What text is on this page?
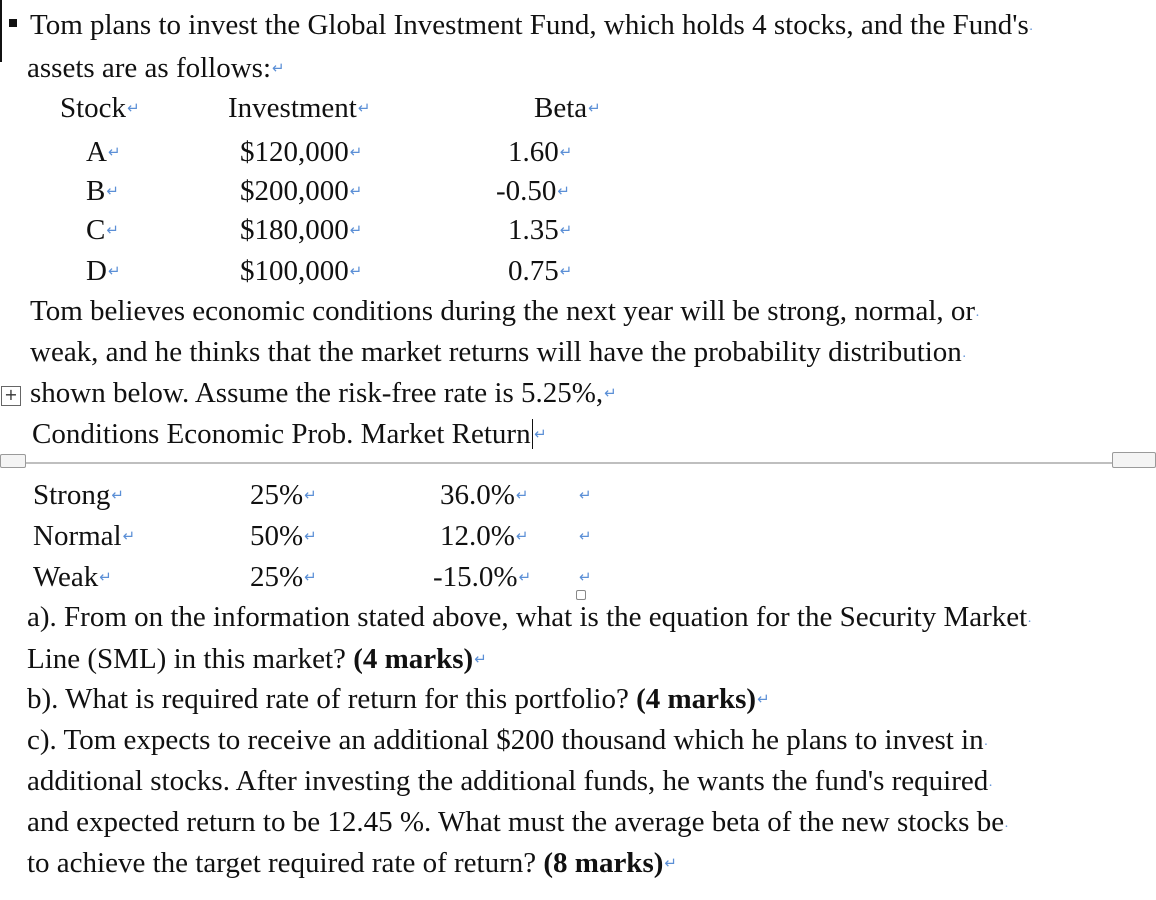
Tom plans to invest the Global Investment Fund, which holds 4 stocks, and the Fund's·
assets are as follows:↵
Stock↵	Investment↵	Beta↵
A↵	$120,000↵	1.60↵
B↵	$200,000↵	-0.50↵
C↵	$180,000↵	1.35↵
D↵	$100,000↵	0.75↵
Tom believes economic conditions during the next year will be strong, normal, or·
weak, and he thinks that the market returns will have the probability distribution·
+ shown below. Assume the risk-free rate is 5.25%,↵
Conditions Economic Prob. Market Return ↵
Strong↵	25%↵	36.0%↵	↵
Normal↵	50%↵	12.0%↵	↵
Weak↵	25%↵	-15.0%↵	↵
a). From on the information stated above, what is the equation for the Security Market·
Line (SML) in this market? (4 marks)↵
b). What is required rate of return for this portfolio? (4 marks)↵
c). Tom expects to receive an additional $200 thousand which he plans to invest in·
additional stocks. After investing the additional funds, he wants the fund's required·
and expected return to be 12.45 %. What must the average beta of the new stocks be·
to achieve the target required rate of return? (8 marks)↵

· · · ·

** Direction **
Exact duplication of all the records is required; pictures are omitted from the copy.

** Task answer **
What text is on this page?
Tom plans to invest the Global Investment Fund, which holds 4 stocks, and the Fund's·
assets are as follows:↵
Stock↵	Investment↵	Beta↵
A↵	$120,000↵	1.60↵
B↵	$200,000↵	-0.50↵
C↵	$180,000↵	1.35↵
D↵	$100,000↵	0.75↵
Tom believes economic conditions during the next year will be strong, normal, or·
weak, and he thinks that the market returns will have the probability distribution·
+ shown below. Assume the risk-free rate is 5.25%,↵
Conditions Economic Prob. Market Return ↵
Strong↵	25%↵	36.0%↵	↵
Normal↵	50%↵	12.0%↵	↵
Weak↵	25%↵	-15.0%↵	↵
a). From on the information stated above, what is the equation for the Security Market·
Line (SML) in this market? (4 marks)↵
b). What is required rate of return for this portfolio? (4 marks)↵
c). Tom expects to receive an additional $200 thousand which he plans to invest in·
additional stocks. After investing the additional funds, he wants the fund's required·
and expected return to be 12.45 %. What must the average beta of the new stocks be·
to achieve the target required rate of return? (8 marks)↵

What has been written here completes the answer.